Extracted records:
_ _ _ _ _ _ _

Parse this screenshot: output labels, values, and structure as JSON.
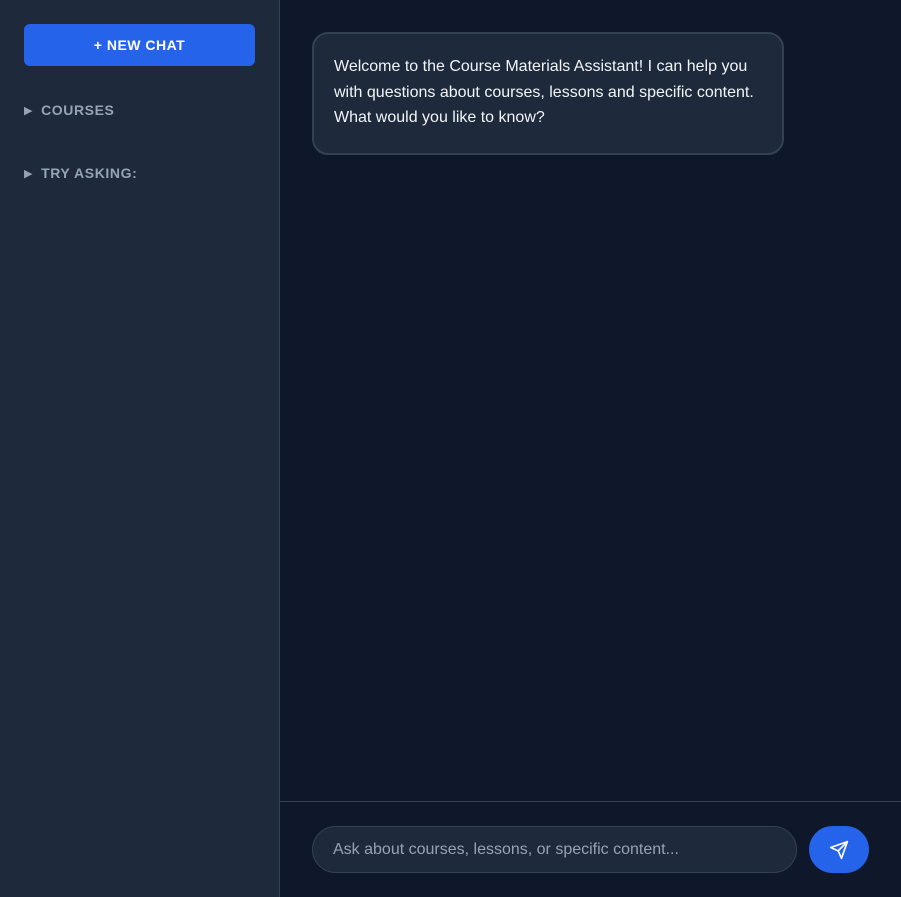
{
  "sidebar": {
    "new_chat_label": "+ NEW CHAT",
    "sections": [
      {
        "label": "COURSES",
        "icon": "caret-right-icon"
      },
      {
        "label": "TRY ASKING:",
        "icon": "caret-right-icon"
      }
    ]
  },
  "chat": {
    "messages": [
      {
        "role": "assistant",
        "text": "Welcome to the Course Materials Assistant! I can help you with questions about courses, lessons and specific content. What would you like to know?"
      }
    ]
  },
  "input": {
    "value": "",
    "placeholder": "Ask about courses, lessons, or specific content...",
    "send_icon": "send-icon"
  },
  "colors": {
    "background": "#0f172a",
    "sidebar": "#1e293b",
    "accent": "#2563eb",
    "border": "#334155",
    "muted_text": "#94a3b8",
    "text": "#f1f5f9"
  }
}
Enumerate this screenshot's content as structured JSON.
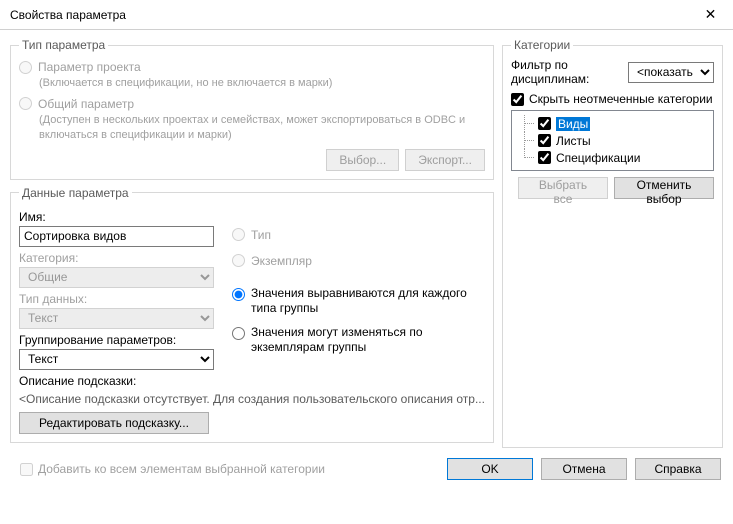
{
  "window": {
    "title": "Свойства параметра"
  },
  "param_type": {
    "legend": "Тип параметра",
    "project_label": "Параметр проекта",
    "project_hint": "(Включается в спецификации, но не включается в марки)",
    "shared_label": "Общий параметр",
    "shared_hint": "(Доступен в нескольких проектах и семействах, может экспортироваться в ODBC и включаться в спецификации и марки)",
    "btn_choose": "Выбор...",
    "btn_export": "Экспорт..."
  },
  "param_data": {
    "legend": "Данные параметра",
    "name_label": "Имя:",
    "name_value": "Сортировка видов",
    "category_label": "Категория:",
    "category_value": "Общие",
    "datatype_label": "Тип данных:",
    "datatype_value": "Текст",
    "grouping_label": "Группирование параметров:",
    "grouping_value": "Текст",
    "radio_type": "Тип",
    "radio_instance": "Экземпляр",
    "radio_align": "Значения выравниваются для каждого типа группы",
    "radio_vary": "Значения могут изменяться по экземплярам группы",
    "tooltip_label": "Описание подсказки:",
    "tooltip_desc": "<Описание подсказки отсутствует. Для создания пользовательского описания отр...",
    "btn_edit_tooltip": "Редактировать подсказку..."
  },
  "categories": {
    "legend": "Категории",
    "filter_label": "Фильтр по дисциплинам:",
    "filter_value": "<показать",
    "hide_unchecked": "Скрыть неотмеченные категории",
    "items": [
      {
        "label": "Виды",
        "checked": true,
        "selected": true
      },
      {
        "label": "Листы",
        "checked": true,
        "selected": false
      },
      {
        "label": "Спецификации",
        "checked": true,
        "selected": false
      }
    ],
    "btn_select_all": "Выбрать все",
    "btn_deselect": "Отменить выбор"
  },
  "footer": {
    "add_all": "Добавить ко всем элементам выбранной категории",
    "ok": "OK",
    "cancel": "Отмена",
    "help": "Справка"
  }
}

_ _ _ _ _ _ _

• Objective: Take each line of the material that contains the word "JSON" and list it.

• Output for this exercise:
Parse this screenshot: output labels, values, and structure as JSON.
Enumerate this screenshot's content as structured JSON.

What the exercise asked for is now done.